─── QUOTED TEXT ───

Responses to an email start with a click, or in the case of HTML, opening of an email. With programming, an HTML email can notify the sender when the email has been opened. This is particularly helpful when a ‘white dot’ is sent with a plain text email that is opened with an HTML compliant, email client. As described early, this approach gives notification when a ‘plain text’ recipient can actually see HTML. This is important because the response rate of an HTML email is significantly greater than a plain text email. The percentage of opened email yields an indication of how intriguing the subject line is. 

Click Throughs 

The tracking of click throughs on an email is a direct indication of how compelling the copy is. Most emails have multiple links and each link should be tracked. To do this, each of the links must have a unique code embedded into the the URL (uniform resource locator). A typical example of a coded URL is Http://www.abccompanies.com/123?.  In this hyperlink example, the recipient would be brought to somewhere on the ABC Company website. The 123? would identify that a person came from a specific link, on a specific panel and version of an email.

─── DATASET ───

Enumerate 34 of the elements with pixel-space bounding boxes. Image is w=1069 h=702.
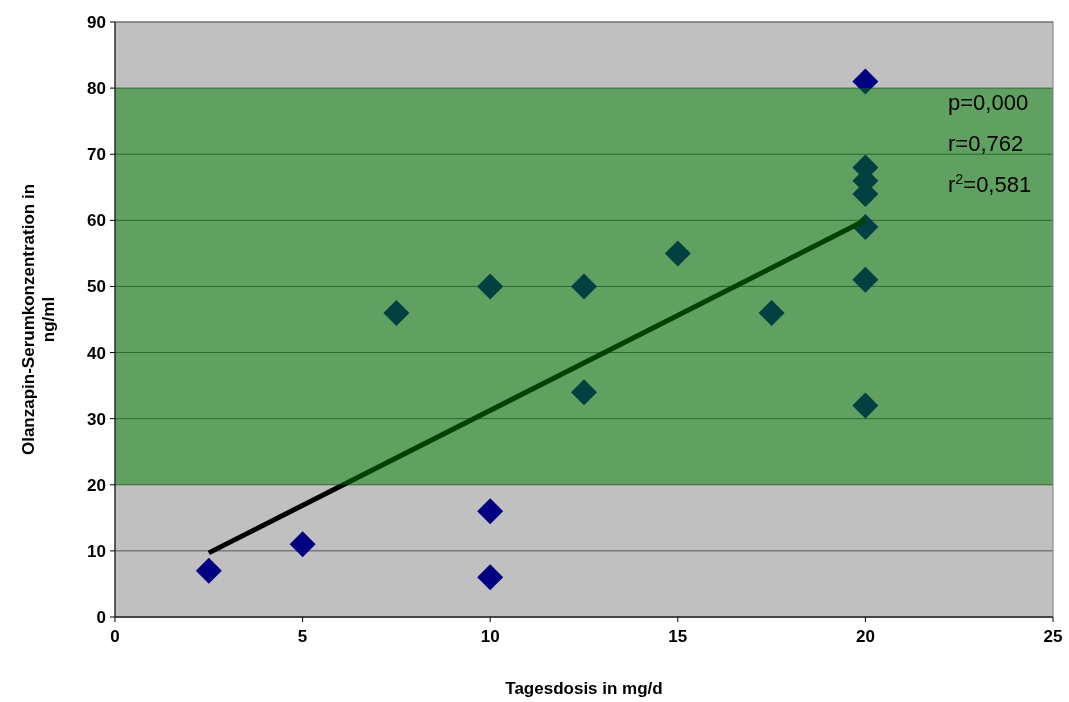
annotation: r=0,762 bbox=[948, 131, 1024, 156]
point bbox=[289, 531, 316, 558]
point bbox=[383, 299, 410, 326]
y-tick-label: 30 bbox=[87, 409, 106, 429]
point bbox=[477, 498, 504, 525]
y-tick-label: 70 bbox=[87, 145, 106, 165]
y-tick-label: 80 bbox=[87, 79, 106, 99]
y-tick-label: 10 bbox=[87, 541, 106, 561]
x-tick-label: 10 bbox=[480, 627, 500, 646]
point bbox=[664, 240, 691, 267]
point bbox=[571, 273, 597, 300]
point bbox=[477, 273, 504, 300]
y-tick-label: 90 bbox=[87, 12, 106, 32]
x-tick-label: 20 bbox=[855, 627, 875, 646]
y-tick-label: 20 bbox=[87, 475, 106, 495]
point bbox=[852, 392, 879, 419]
x-tick-label: 5 bbox=[297, 627, 308, 646]
x-tick-label: 25 bbox=[1043, 627, 1063, 646]
point bbox=[852, 68, 879, 95]
y-tick-label: 50 bbox=[87, 277, 106, 297]
x-tick-label: 0 bbox=[110, 627, 120, 646]
point bbox=[852, 266, 879, 293]
annotation: p=0,000 bbox=[948, 90, 1029, 115]
x-tick-label: 15 bbox=[668, 627, 688, 646]
y-tick-label: 40 bbox=[87, 343, 106, 363]
y-tick-label: 60 bbox=[87, 211, 106, 231]
point bbox=[758, 299, 785, 326]
y-axis-title: Olanzapin-Serumkonzentration in ng/ml bbox=[19, 183, 58, 456]
point bbox=[571, 379, 597, 406]
point bbox=[477, 564, 504, 591]
x-axis-title: Tagesdosis in mg/d bbox=[505, 679, 663, 698]
annotation: r$^{2}$=0,581 bbox=[948, 171, 1032, 197]
point bbox=[195, 557, 222, 584]
y-tick-label: 0 bbox=[96, 607, 106, 627]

───

*WORK TO DO*
1: In the email tracking text, what does the percentage of opened email indicate?
2: Carry the email tracking text forward from its final sentence.

*ANSWERS BELOW*
1: It indicates how intriguing the subject line is.

2:
Tracking Sales 

Tracking click throughs is valuable service offered by most email vendors. Unfortunately, it is difficult for a vendor to track the ‘click’ through the web site, to a purchase or subscription.  To do this, the tracking code in the URL must be handed off to the tracking mechanism in place on the web site, requiring coordination with the web development team. One step further, the recipient’s ID (i.e. an email address) could also be passed from the email and carried through their web experience. 

Response Curve 

The frequency and duration of clicks to an email will reveal a response curve, or the life of the email.  The typical response curve of an email will generate between 25% and 50% of the responses on the first day, 10% to 20% on the second day, with the ‘tail’ tapering off over the next week or two. The length of the ‘tail’ is dependent upon the type of email.  For example, newsletters tend to have a very long tail with recipients clicking on it months after they have been sent. 

Requests for Removal 

Request for removals must also be tracked so that these individuals can be suppressed from future emails. It is also a good idea to closely monitor that removal rates because they can indicate if an asset is being used too much.  Generally, the removal rate increases in direct proportion to the frequency of times that the recipient receives and email, within a set timeframe.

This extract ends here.